#### GOAL
Extract every one of the rows below word for word, leaving out the pictures.

#### DATA ROWS
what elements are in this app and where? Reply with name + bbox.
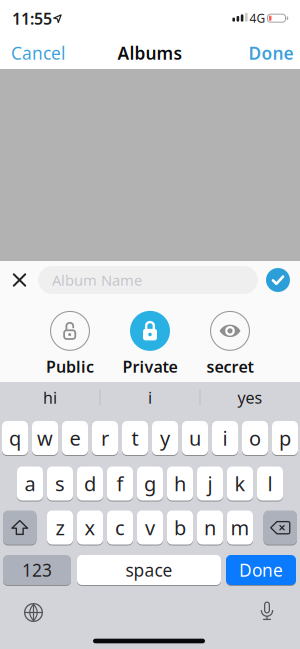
staticText: hi — [43, 387, 57, 408]
button[interactable]: h — [167, 466, 193, 500]
button[interactable]: space — [77, 555, 221, 585]
staticText: l — [268, 470, 272, 497]
staticText: h — [174, 470, 186, 497]
button[interactable]: Cancel — [11, 42, 65, 64]
staticText: Private — [122, 356, 178, 377]
staticText: a — [24, 470, 36, 497]
staticText: yes — [238, 387, 262, 408]
staticText: g — [144, 470, 156, 497]
staticText: k — [234, 470, 246, 497]
button[interactable]: t — [122, 421, 148, 455]
staticText: Done — [239, 558, 283, 582]
staticText: y — [160, 425, 170, 451]
button[interactable]: z — [47, 510, 73, 544]
staticText: Album Name — [52, 270, 142, 290]
staticText: f — [116, 470, 124, 497]
staticText: secret — [206, 356, 254, 377]
staticText: Done — [248, 42, 294, 64]
button[interactable]: n — [197, 510, 223, 544]
button[interactable]: Private — [122, 311, 178, 377]
button[interactable]: u — [182, 421, 208, 455]
button[interactable]: r — [92, 421, 118, 455]
button[interactable]: f — [107, 466, 133, 500]
staticText: j — [208, 470, 212, 497]
staticText: e — [70, 425, 80, 451]
staticText: 4G — [250, 10, 266, 26]
button[interactable]: Done — [226, 555, 296, 585]
button[interactable]: i — [212, 421, 238, 455]
button[interactable]: Shift — [3, 510, 36, 544]
staticText: z — [56, 514, 64, 541]
staticText: r — [101, 425, 109, 451]
button[interactable]: Delete — [264, 510, 297, 544]
button[interactable]: j — [197, 466, 223, 500]
staticText: i — [148, 387, 152, 408]
button[interactable]: s — [47, 466, 73, 500]
staticText: t — [132, 425, 138, 451]
button[interactable]: c — [107, 510, 133, 544]
button[interactable]: Done — [248, 42, 294, 64]
button[interactable]: k — [227, 466, 253, 500]
button[interactable]: v — [137, 510, 163, 544]
button[interactable]: i — [101, 382, 199, 412]
button[interactable]: a — [17, 466, 43, 500]
staticText: c — [115, 514, 125, 541]
staticText: q — [9, 425, 21, 451]
staticText: w — [37, 425, 53, 451]
button[interactable]: Next keyboard — [24, 603, 43, 622]
button[interactable]: d — [77, 466, 103, 500]
staticText: o — [249, 425, 261, 451]
button[interactable]: Public — [46, 311, 94, 377]
button[interactable]: y — [152, 421, 178, 455]
staticText: b — [174, 514, 186, 541]
button[interactable]: x — [77, 510, 103, 544]
button[interactable]: Album Name — [38, 266, 258, 294]
staticText: Public — [46, 356, 94, 377]
button[interactable]: q — [2, 421, 28, 455]
button[interactable]: w — [32, 421, 58, 455]
button[interactable]: b — [167, 510, 193, 544]
staticText: x — [84, 514, 96, 541]
button[interactable]: l — [257, 466, 283, 500]
button[interactable]: secret — [206, 311, 254, 377]
button[interactable]: Dictation — [260, 601, 274, 621]
staticText: i — [222, 425, 228, 451]
staticText: 123 — [22, 558, 52, 582]
staticText: v — [145, 514, 155, 541]
button[interactable]: Confirm — [266, 268, 290, 292]
staticText: 11:55 — [12, 8, 52, 29]
button[interactable]: g — [137, 466, 163, 500]
staticText: n — [204, 514, 216, 541]
button[interactable]: m — [227, 510, 253, 544]
staticText: space — [126, 558, 172, 582]
staticText: p — [279, 425, 291, 451]
staticText: Cancel — [11, 42, 65, 64]
button[interactable]: Close — [12, 272, 27, 288]
staticText: u — [189, 425, 201, 451]
button[interactable]: 123 — [3, 555, 71, 585]
staticText: d — [84, 470, 96, 497]
button[interactable]: e — [62, 421, 88, 455]
staticText: m — [230, 514, 250, 541]
button[interactable]: p — [272, 421, 298, 455]
button[interactable]: hi — [1, 382, 99, 412]
button[interactable]: o — [242, 421, 268, 455]
button[interactable]: yes — [201, 382, 299, 412]
staticText: s — [55, 470, 65, 497]
staticText: Albums — [118, 42, 182, 64]
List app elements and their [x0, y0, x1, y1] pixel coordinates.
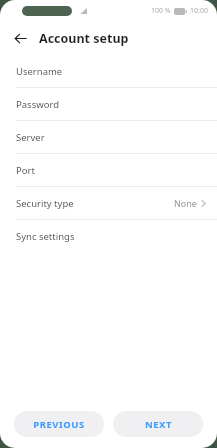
staticText: Sync settings — [16, 230, 75, 243]
button[interactable]: PREVIOUS — [14, 411, 104, 437]
button[interactable]: Security type — [0, 187, 217, 219]
staticText: Password — [16, 98, 59, 111]
staticText: 10:00 — [190, 6, 208, 16]
button[interactable]: Username — [0, 55, 217, 87]
staticText: 100 % — [151, 6, 171, 16]
staticText: None — [174, 197, 197, 209]
button[interactable]: Back — [9, 27, 31, 49]
staticText: Port — [16, 164, 35, 177]
staticText: Security type — [16, 197, 74, 210]
staticText: Username — [16, 65, 63, 78]
staticText: NEXT — [145, 418, 172, 431]
button[interactable]: Server — [0, 121, 217, 153]
button[interactable]: Password — [0, 88, 217, 120]
staticText: Account setup — [39, 30, 129, 47]
button[interactable]: Port — [0, 154, 217, 186]
staticText: Server — [16, 131, 45, 144]
button[interactable]: NEXT — [113, 411, 203, 437]
button[interactable]: Sync settings — [0, 220, 217, 252]
staticText: PREVIOUS — [33, 418, 85, 431]
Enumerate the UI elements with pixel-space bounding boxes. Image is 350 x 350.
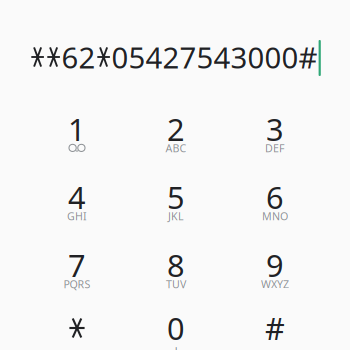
staticText: 8 bbox=[167, 245, 185, 285]
staticText: PQRS bbox=[64, 277, 90, 291]
staticText: 2 bbox=[167, 109, 185, 149]
button[interactable]: pound bbox=[226, 305, 324, 350]
button[interactable]: 1 bbox=[28, 106, 126, 174]
button[interactable]: 0 bbox=[126, 305, 226, 350]
button[interactable]: 3 bbox=[226, 106, 324, 174]
staticText: 9 bbox=[266, 245, 284, 285]
staticText: JKL bbox=[168, 209, 184, 223]
button[interactable]: 4 bbox=[28, 174, 126, 242]
staticText: MNO bbox=[262, 209, 288, 223]
staticText: ABC bbox=[166, 141, 186, 155]
staticText: GHI bbox=[67, 209, 87, 223]
button[interactable]: 5 bbox=[126, 174, 226, 242]
staticText: WXYZ bbox=[261, 277, 289, 291]
button[interactable]: star bbox=[28, 305, 126, 350]
staticText: 3 bbox=[266, 109, 284, 149]
staticText: # bbox=[265, 308, 285, 348]
staticText: 62 bbox=[62, 38, 96, 76]
button[interactable]: 8 bbox=[126, 242, 226, 310]
staticText: 1 bbox=[68, 109, 86, 149]
staticText: 0 bbox=[167, 308, 185, 348]
staticText: DEF bbox=[265, 141, 285, 155]
button[interactable]: 6 bbox=[226, 174, 324, 242]
staticText: 7 bbox=[68, 245, 86, 285]
staticText: 4 bbox=[68, 177, 86, 217]
button[interactable]: Dialled number **62*05427543000# bbox=[30, 38, 321, 76]
staticText: 6 bbox=[266, 177, 284, 217]
staticText: + bbox=[172, 341, 180, 350]
button[interactable]: 7 bbox=[28, 242, 126, 310]
button[interactable]: 9 bbox=[226, 242, 324, 310]
button[interactable]: 2 bbox=[126, 106, 226, 174]
staticText: 05427543000# bbox=[112, 38, 318, 76]
staticText: TUV bbox=[166, 277, 186, 291]
staticText: 5 bbox=[167, 177, 185, 217]
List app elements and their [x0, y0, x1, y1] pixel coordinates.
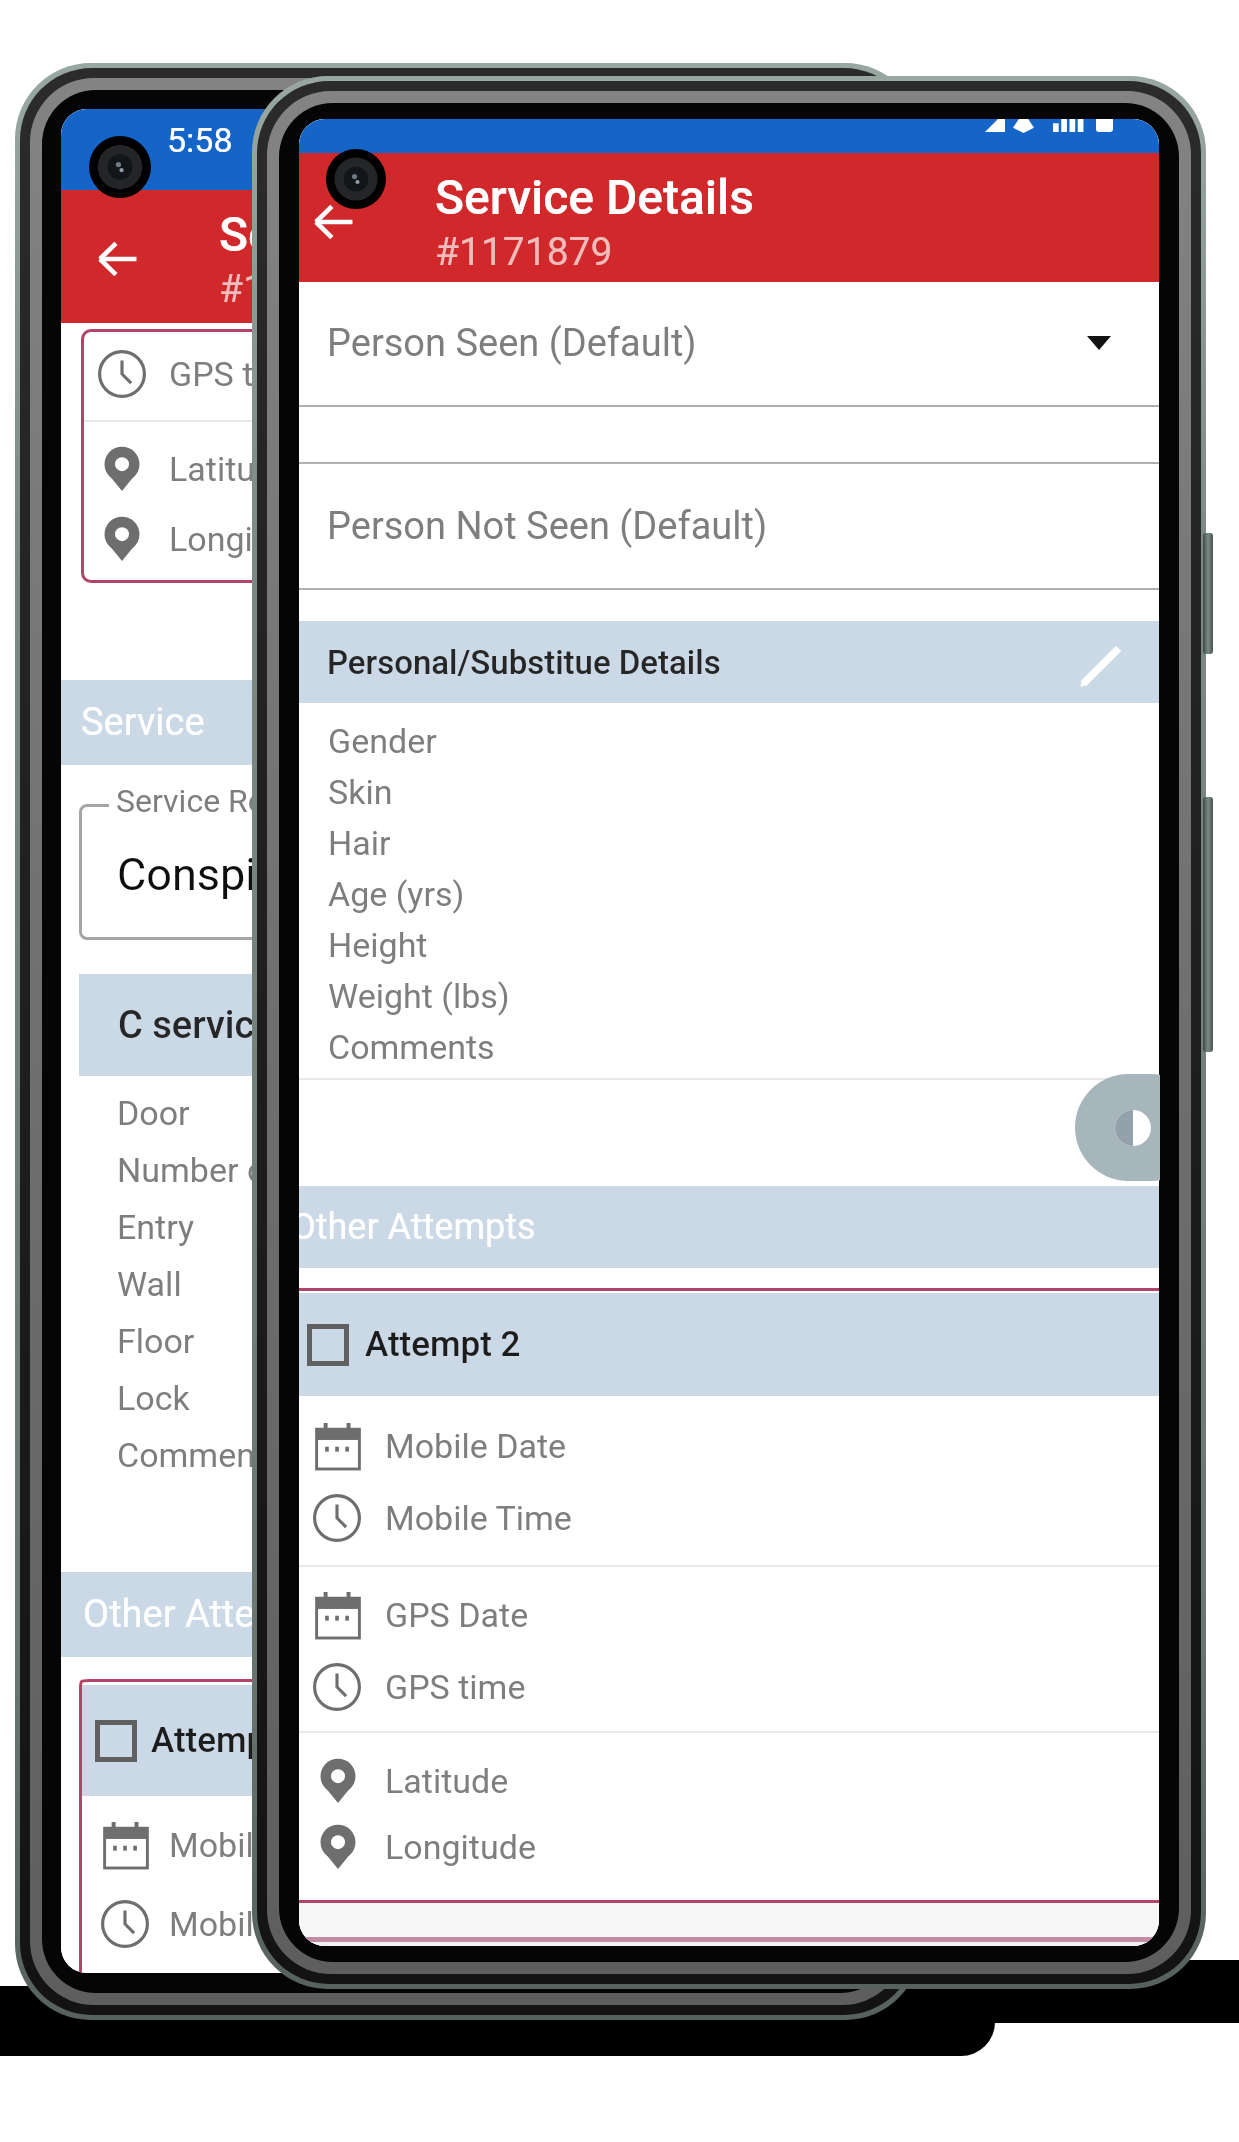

#### RESPONSE BELOW
what elements are in this app and where? Reply with name + bbox.
staticText: hi — [43, 387, 57, 408]
button[interactable]: h — [167, 466, 193, 500]
button[interactable]: space — [77, 555, 221, 585]
staticText: l — [268, 470, 272, 497]
staticText: h — [174, 470, 186, 497]
button[interactable]: Cancel — [11, 42, 65, 64]
staticText: Private — [122, 356, 178, 377]
staticText: a — [24, 470, 36, 497]
staticText: yes — [238, 387, 262, 408]
staticText: g — [144, 470, 156, 497]
staticText: k — [234, 470, 246, 497]
button[interactable]: t — [122, 421, 148, 455]
staticText: Done — [239, 558, 283, 582]
staticText: y — [160, 425, 170, 451]
button[interactable]: z — [47, 510, 73, 544]
staticText: Album Name — [52, 270, 142, 290]
staticText: f — [116, 470, 124, 497]
staticText: secret — [206, 356, 254, 377]
staticText: Done — [248, 42, 294, 64]
button[interactable]: n — [197, 510, 223, 544]
button[interactable]: Private — [122, 311, 178, 377]
button[interactable]: u — [182, 421, 208, 455]
button[interactable]: r — [92, 421, 118, 455]
button[interactable]: f — [107, 466, 133, 500]
staticText: j — [208, 470, 212, 497]
staticText: e — [70, 425, 80, 451]
staticText: 4G — [250, 10, 266, 26]
button[interactable]: Done — [226, 555, 296, 585]
button[interactable]: i — [212, 421, 238, 455]
button[interactable]: Shift — [3, 510, 36, 544]
staticText: z — [56, 514, 64, 541]
staticText: r — [101, 425, 109, 451]
button[interactable]: Delete — [264, 510, 297, 544]
button[interactable]: j — [197, 466, 223, 500]
staticText: i — [148, 387, 152, 408]
button[interactable]: s — [47, 466, 73, 500]
staticText: t — [132, 425, 138, 451]
button[interactable]: c — [107, 510, 133, 544]
button[interactable]: Done — [248, 42, 294, 64]
button[interactable]: k — [227, 466, 253, 500]
button[interactable]: v — [137, 510, 163, 544]
button[interactable]: i — [101, 382, 199, 412]
button[interactable]: a — [17, 466, 43, 500]
staticText: c — [115, 514, 125, 541]
staticText: q — [9, 425, 21, 451]
staticText: w — [37, 425, 53, 451]
button[interactable]: Next keyboard — [24, 603, 43, 622]
button[interactable]: d — [77, 466, 103, 500]
staticText: o — [249, 425, 261, 451]
button[interactable]: Public — [46, 311, 94, 377]
button[interactable]: y — [152, 421, 178, 455]
staticText: b — [174, 514, 186, 541]
button[interactable]: x — [77, 510, 103, 544]
button[interactable]: Album Name — [38, 266, 258, 294]
staticText: Public — [46, 356, 94, 377]
button[interactable]: q — [2, 421, 28, 455]
button[interactable]: w — [32, 421, 58, 455]
button[interactable]: b — [167, 510, 193, 544]
staticText: x — [84, 514, 96, 541]
button[interactable]: l — [257, 466, 283, 500]
button[interactable]: secret — [206, 311, 254, 377]
button[interactable]: Dictation — [260, 601, 274, 621]
staticText: i — [222, 425, 228, 451]
staticText: 123 — [22, 558, 52, 582]
staticText: v — [145, 514, 155, 541]
button[interactable]: Confirm — [266, 268, 290, 292]
staticText: 11:55 — [12, 8, 52, 29]
button[interactable]: g — [137, 466, 163, 500]
staticText: n — [204, 514, 216, 541]
button[interactable]: m — [227, 510, 253, 544]
staticText: space — [126, 558, 172, 582]
staticText: p — [279, 425, 291, 451]
staticText: Cancel — [11, 42, 65, 64]
button[interactable]: Close — [12, 272, 27, 288]
staticText: u — [189, 425, 201, 451]
button[interactable]: 123 — [3, 555, 71, 585]
staticText: d — [84, 470, 96, 497]
button[interactable]: e — [62, 421, 88, 455]
staticText: m — [230, 514, 250, 541]
button[interactable]: p — [272, 421, 298, 455]
button[interactable]: hi — [1, 382, 99, 412]
button[interactable]: o — [242, 421, 268, 455]
button[interactable]: yes — [201, 382, 299, 412]
staticText: s — [55, 470, 65, 497]
staticText: Albums — [118, 42, 182, 64]
List app elements and their [x0, y0, x1, y1] pixel coordinates.
staticText: Sync settings — [16, 230, 75, 243]
button[interactable]: PREVIOUS — [14, 411, 104, 437]
button[interactable]: Security type — [0, 187, 217, 219]
staticText: Password — [16, 98, 59, 111]
staticText: 10:00 — [190, 6, 208, 16]
button[interactable]: Username — [0, 55, 217, 87]
staticText: 100 % — [151, 6, 171, 16]
staticText: None — [174, 197, 197, 209]
button[interactable]: Back — [9, 27, 31, 49]
staticText: Port — [16, 164, 35, 177]
staticText: Security type — [16, 197, 74, 210]
staticText: Username — [16, 65, 63, 78]
staticText: NEXT — [145, 418, 172, 431]
button[interactable]: Server — [0, 121, 217, 153]
button[interactable]: Password — [0, 88, 217, 120]
staticText: Account setup — [39, 30, 129, 47]
button[interactable]: Port — [0, 154, 217, 186]
staticText: Server — [16, 131, 45, 144]
button[interactable]: NEXT — [113, 411, 203, 437]
button[interactable]: Sync settings — [0, 220, 217, 252]
staticText: PREVIOUS — [33, 418, 85, 431]
Enumerate the UI elements with pixel-space bounding boxes. Image is 350 x 350.
staticText: 8 bbox=[167, 245, 185, 285]
staticText: PQRS bbox=[64, 277, 90, 291]
staticText: 2 bbox=[167, 109, 185, 149]
button[interactable]: pound bbox=[226, 305, 324, 350]
button[interactable]: 1 bbox=[28, 106, 126, 174]
button[interactable]: 0 bbox=[126, 305, 226, 350]
button[interactable]: 3 bbox=[226, 106, 324, 174]
staticText: 9 bbox=[266, 245, 284, 285]
staticText: JKL bbox=[168, 209, 184, 223]
button[interactable]: 4 bbox=[28, 174, 126, 242]
staticText: MNO bbox=[262, 209, 288, 223]
staticText: ABC bbox=[166, 141, 186, 155]
staticText: GHI bbox=[67, 209, 87, 223]
button[interactable]: 5 bbox=[126, 174, 226, 242]
staticText: WXYZ bbox=[261, 277, 289, 291]
button[interactable]: star bbox=[28, 305, 126, 350]
staticText: 3 bbox=[266, 109, 284, 149]
staticText: # bbox=[265, 308, 285, 348]
staticText: 62 bbox=[62, 38, 96, 76]
button[interactable]: 8 bbox=[126, 242, 226, 310]
staticText: 1 bbox=[68, 109, 86, 149]
staticText: 0 bbox=[167, 308, 185, 348]
staticText: DEF bbox=[265, 141, 285, 155]
button[interactable]: 6 bbox=[226, 174, 324, 242]
staticText: 7 bbox=[68, 245, 86, 285]
staticText: 4 bbox=[68, 177, 86, 217]
button[interactable]: Dialled number **62*05427543000# bbox=[30, 38, 321, 76]
staticText: 6 bbox=[266, 177, 284, 217]
staticText: + bbox=[172, 341, 180, 350]
button[interactable]: 7 bbox=[28, 242, 126, 310]
button[interactable]: 9 bbox=[226, 242, 324, 310]
button[interactable]: 2 bbox=[126, 106, 226, 174]
staticText: 05427543000# bbox=[112, 38, 318, 76]
staticText: TUV bbox=[166, 277, 186, 291]
staticText: 5 bbox=[167, 177, 185, 217]
List app elements and their [x0, y0, x1, y1] pixel coordinates.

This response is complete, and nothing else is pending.